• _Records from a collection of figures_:
....................

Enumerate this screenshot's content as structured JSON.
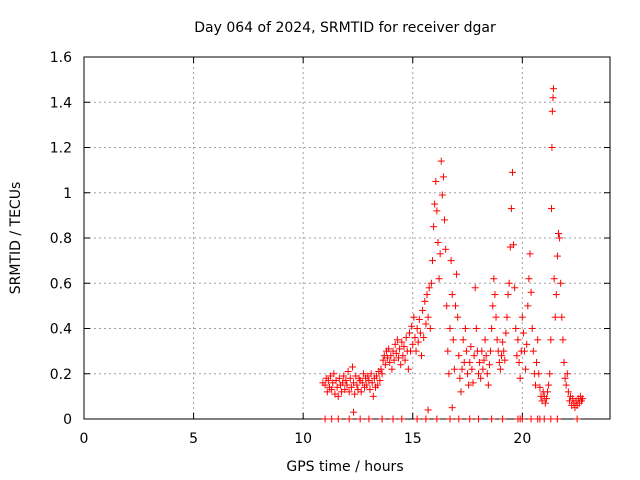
{
  "chart_data": {
    "type": "scatter",
    "title": "Day 064 of 2024, SRMTID for receiver dgar",
    "xlabel": "GPS time / hours",
    "ylabel": "SRMTID / TECUs",
    "xlim": [
      0,
      24
    ],
    "ylim": [
      0,
      1.6
    ],
    "xticks": [
      0,
      5,
      10,
      15,
      20
    ],
    "xtick_labels": [
      "0",
      "5",
      "10",
      "15",
      "20"
    ],
    "yticks": [
      0,
      0.2,
      0.4,
      0.6,
      0.8,
      1,
      1.2,
      1.4,
      1.6
    ],
    "ytick_labels": [
      "0",
      "0.2",
      "0.4",
      "0.6",
      "0.8",
      "1",
      "1.2",
      "1.4",
      "1.6"
    ],
    "grid": true,
    "marker": "+",
    "color": "#ff0000",
    "series": [
      {
        "name": "SRMTID",
        "points": [
          [
            10.9,
            0.16
          ],
          [
            11.0,
            0.15
          ],
          [
            11.05,
            0.18
          ],
          [
            11.1,
            0.12
          ],
          [
            11.15,
            0.17
          ],
          [
            11.2,
            0.14
          ],
          [
            11.25,
            0.19
          ],
          [
            11.3,
            0.13
          ],
          [
            11.35,
            0.16
          ],
          [
            11.4,
            0.2
          ],
          [
            11.45,
            0.11
          ],
          [
            11.5,
            0.17
          ],
          [
            11.55,
            0.14
          ],
          [
            11.6,
            0.1
          ],
          [
            11.65,
            0.18
          ],
          [
            11.7,
            0.15
          ],
          [
            11.75,
            0.12
          ],
          [
            11.8,
            0.16
          ],
          [
            11.85,
            0.19
          ],
          [
            11.9,
            0.13
          ],
          [
            11.95,
            0.17
          ],
          [
            12.0,
            0.15
          ],
          [
            12.05,
            0.21
          ],
          [
            12.1,
            0.12
          ],
          [
            12.15,
            0.18
          ],
          [
            12.2,
            0.14
          ],
          [
            12.25,
            0.23
          ],
          [
            12.3,
            0.16
          ],
          [
            12.35,
            0.11
          ],
          [
            12.4,
            0.19
          ],
          [
            12.45,
            0.15
          ],
          [
            12.5,
            0.13
          ],
          [
            12.55,
            0.18
          ],
          [
            12.6,
            0.17
          ],
          [
            12.65,
            0.12
          ],
          [
            12.7,
            0.16
          ],
          [
            12.75,
            0.2
          ],
          [
            12.8,
            0.14
          ],
          [
            12.85,
            0.18
          ],
          [
            12.9,
            0.15
          ],
          [
            12.95,
            0.19
          ],
          [
            13.0,
            0.17
          ],
          [
            13.05,
            0.13
          ],
          [
            13.1,
            0.2
          ],
          [
            13.15,
            0.16
          ],
          [
            13.2,
            0.1
          ],
          [
            13.25,
            0.18
          ],
          [
            13.3,
            0.14
          ],
          [
            13.35,
            0.19
          ],
          [
            13.4,
            0.15
          ],
          [
            13.45,
            0.21
          ],
          [
            13.5,
            0.17
          ],
          [
            13.55,
            0.22
          ],
          [
            13.6,
            0.2
          ],
          [
            13.65,
            0.26
          ],
          [
            13.7,
            0.28
          ],
          [
            13.75,
            0.24
          ],
          [
            13.8,
            0.3
          ],
          [
            13.85,
            0.27
          ],
          [
            13.9,
            0.31
          ],
          [
            13.95,
            0.25
          ],
          [
            14.0,
            0.28
          ],
          [
            14.05,
            0.22
          ],
          [
            14.1,
            0.3
          ],
          [
            14.15,
            0.26
          ],
          [
            14.2,
            0.33
          ],
          [
            14.25,
            0.29
          ],
          [
            14.3,
            0.35
          ],
          [
            14.35,
            0.27
          ],
          [
            14.4,
            0.31
          ],
          [
            14.45,
            0.24
          ],
          [
            14.5,
            0.34
          ],
          [
            14.55,
            0.28
          ],
          [
            14.6,
            0.32
          ],
          [
            14.65,
            0.26
          ],
          [
            14.7,
            0.36
          ],
          [
            14.75,
            0.3
          ],
          [
            14.8,
            0.22
          ],
          [
            14.85,
            0.38
          ],
          [
            14.9,
            0.3
          ],
          [
            14.95,
            0.41
          ],
          [
            15.0,
            0.33
          ],
          [
            15.05,
            0.45
          ],
          [
            15.1,
            0.36
          ],
          [
            15.15,
            0.3
          ],
          [
            15.2,
            0.4
          ],
          [
            15.25,
            0.34
          ],
          [
            15.3,
            0.44
          ],
          [
            15.35,
            0.38
          ],
          [
            15.4,
            0.28
          ],
          [
            15.45,
            0.48
          ],
          [
            15.5,
            0.36
          ],
          [
            15.55,
            0.52
          ],
          [
            15.6,
            0.42
          ],
          [
            15.65,
            0.55
          ],
          [
            15.7,
            0.45
          ],
          [
            15.75,
            0.58
          ],
          [
            15.8,
            0.4
          ],
          [
            15.85,
            0.6
          ],
          [
            15.9,
            0.7
          ],
          [
            15.95,
            0.85
          ],
          [
            16.0,
            0.95
          ],
          [
            16.05,
            1.05
          ],
          [
            16.1,
            0.92
          ],
          [
            16.15,
            0.78
          ],
          [
            16.2,
            0.62
          ],
          [
            16.25,
            0.73
          ],
          [
            16.3,
            1.14
          ],
          [
            16.35,
            0.99
          ],
          [
            16.4,
            1.07
          ],
          [
            16.45,
            0.88
          ],
          [
            16.5,
            0.75
          ],
          [
            16.55,
            0.5
          ],
          [
            16.6,
            0.3
          ],
          [
            16.65,
            0.2
          ],
          [
            16.7,
            0.4
          ],
          [
            16.75,
            0.7
          ],
          [
            16.8,
            0.55
          ],
          [
            16.85,
            0.35
          ],
          [
            16.9,
            0.22
          ],
          [
            16.95,
            0.5
          ],
          [
            17.0,
            0.64
          ],
          [
            17.05,
            0.45
          ],
          [
            17.1,
            0.28
          ],
          [
            17.15,
            0.18
          ],
          [
            17.2,
            0.12
          ],
          [
            17.25,
            0.22
          ],
          [
            17.3,
            0.35
          ],
          [
            17.35,
            0.25
          ],
          [
            17.4,
            0.4
          ],
          [
            17.45,
            0.3
          ],
          [
            17.5,
            0.2
          ],
          [
            17.55,
            0.15
          ],
          [
            17.6,
            0.25
          ],
          [
            17.65,
            0.32
          ],
          [
            17.7,
            0.22
          ],
          [
            17.75,
            0.16
          ],
          [
            17.8,
            0.28
          ],
          [
            17.85,
            0.58
          ],
          [
            17.9,
            0.4
          ],
          [
            17.95,
            0.3
          ],
          [
            18.0,
            0.2
          ],
          [
            18.05,
            0.25
          ],
          [
            18.1,
            0.18
          ],
          [
            18.15,
            0.3
          ],
          [
            18.2,
            0.22
          ],
          [
            18.25,
            0.26
          ],
          [
            18.3,
            0.35
          ],
          [
            18.35,
            0.28
          ],
          [
            18.4,
            0.2
          ],
          [
            18.45,
            0.15
          ],
          [
            18.5,
            0.24
          ],
          [
            18.55,
            0.3
          ],
          [
            18.6,
            0.4
          ],
          [
            18.65,
            0.5
          ],
          [
            18.7,
            0.62
          ],
          [
            18.75,
            0.55
          ],
          [
            18.8,
            0.45
          ],
          [
            18.85,
            0.35
          ],
          [
            18.9,
            0.3
          ],
          [
            18.95,
            0.25
          ],
          [
            19.0,
            0.22
          ],
          [
            19.05,
            0.28
          ],
          [
            19.1,
            0.34
          ],
          [
            19.15,
            0.3
          ],
          [
            19.2,
            0.26
          ],
          [
            19.25,
            0.38
          ],
          [
            19.3,
            0.45
          ],
          [
            19.35,
            0.55
          ],
          [
            19.4,
            0.6
          ],
          [
            19.45,
            0.76
          ],
          [
            19.5,
            0.93
          ],
          [
            19.55,
            1.09
          ],
          [
            19.6,
            0.77
          ],
          [
            19.65,
            0.58
          ],
          [
            19.7,
            0.4
          ],
          [
            19.75,
            0.28
          ],
          [
            19.8,
            0.35
          ],
          [
            19.85,
            0.25
          ],
          [
            19.9,
            0.18
          ],
          [
            19.95,
            0.3
          ],
          [
            20.0,
            0.45
          ],
          [
            20.05,
            0.38
          ],
          [
            20.1,
            0.3
          ],
          [
            20.15,
            0.22
          ],
          [
            20.2,
            0.33
          ],
          [
            20.25,
            0.5
          ],
          [
            20.3,
            0.62
          ],
          [
            20.35,
            0.73
          ],
          [
            20.4,
            0.56
          ],
          [
            20.45,
            0.4
          ],
          [
            20.5,
            0.3
          ],
          [
            20.55,
            0.2
          ],
          [
            20.6,
            0.15
          ],
          [
            20.65,
            0.25
          ],
          [
            20.7,
            0.35
          ],
          [
            20.75,
            0.2
          ],
          [
            20.8,
            0.14
          ],
          [
            20.85,
            0.1
          ],
          [
            20.9,
            0.08
          ],
          [
            20.95,
            0.12
          ],
          [
            21.0,
            0.1
          ],
          [
            21.05,
            0.07
          ],
          [
            21.1,
            0.09
          ],
          [
            21.15,
            0.12
          ],
          [
            21.2,
            0.15
          ],
          [
            21.25,
            0.2
          ],
          [
            21.3,
            0.35
          ],
          [
            21.33,
            0.93
          ],
          [
            21.35,
            1.2
          ],
          [
            21.37,
            1.36
          ],
          [
            21.4,
            1.42
          ],
          [
            21.42,
            1.46
          ],
          [
            21.45,
            0.62
          ],
          [
            21.5,
            0.45
          ],
          [
            21.55,
            0.55
          ],
          [
            21.6,
            0.72
          ],
          [
            21.65,
            0.82
          ],
          [
            21.7,
            0.8
          ],
          [
            21.75,
            0.6
          ],
          [
            21.8,
            0.45
          ],
          [
            21.85,
            0.35
          ],
          [
            21.9,
            0.25
          ],
          [
            21.95,
            0.18
          ],
          [
            22.0,
            0.15
          ],
          [
            22.05,
            0.2
          ],
          [
            22.1,
            0.12
          ],
          [
            22.15,
            0.08
          ],
          [
            22.2,
            0.1
          ],
          [
            22.25,
            0.06
          ],
          [
            22.3,
            0.09
          ],
          [
            22.35,
            0.07
          ],
          [
            22.4,
            0.05
          ],
          [
            22.45,
            0.08
          ],
          [
            22.5,
            0.06
          ],
          [
            22.55,
            0.09
          ],
          [
            22.6,
            0.07
          ],
          [
            22.65,
            0.1
          ],
          [
            22.7,
            0.08
          ],
          [
            22.75,
            0.09
          ],
          [
            11.0,
            0
          ],
          [
            11.3,
            0
          ],
          [
            11.6,
            0
          ],
          [
            12.1,
            0
          ],
          [
            12.6,
            0
          ],
          [
            13.0,
            0
          ],
          [
            13.6,
            0
          ],
          [
            14.1,
            0
          ],
          [
            14.5,
            0
          ],
          [
            15.2,
            0
          ],
          [
            15.6,
            0
          ],
          [
            16.1,
            0
          ],
          [
            16.7,
            0
          ],
          [
            17.1,
            0
          ],
          [
            17.6,
            0
          ],
          [
            18.0,
            0
          ],
          [
            18.6,
            0
          ],
          [
            19.1,
            0
          ],
          [
            19.8,
            0
          ],
          [
            19.9,
            0
          ],
          [
            20.0,
            0
          ],
          [
            20.4,
            0
          ],
          [
            20.7,
            0
          ],
          [
            20.8,
            0
          ],
          [
            21.0,
            0
          ],
          [
            21.3,
            0
          ],
          [
            21.6,
            0
          ],
          [
            22.5,
            0
          ],
          [
            12.3,
            0.03
          ],
          [
            15.7,
            0.04
          ],
          [
            16.8,
            0.05
          ]
        ]
      }
    ]
  }
}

....................

• _Stated task_: Look through the listing and extract every line with "SRMTID" in it.

• _Task output_:
    "title": "Day 064 of 2024, SRMTID for receiver dgar",
    "ylabel": "SRMTID / TECUs",
        "name": "SRMTID",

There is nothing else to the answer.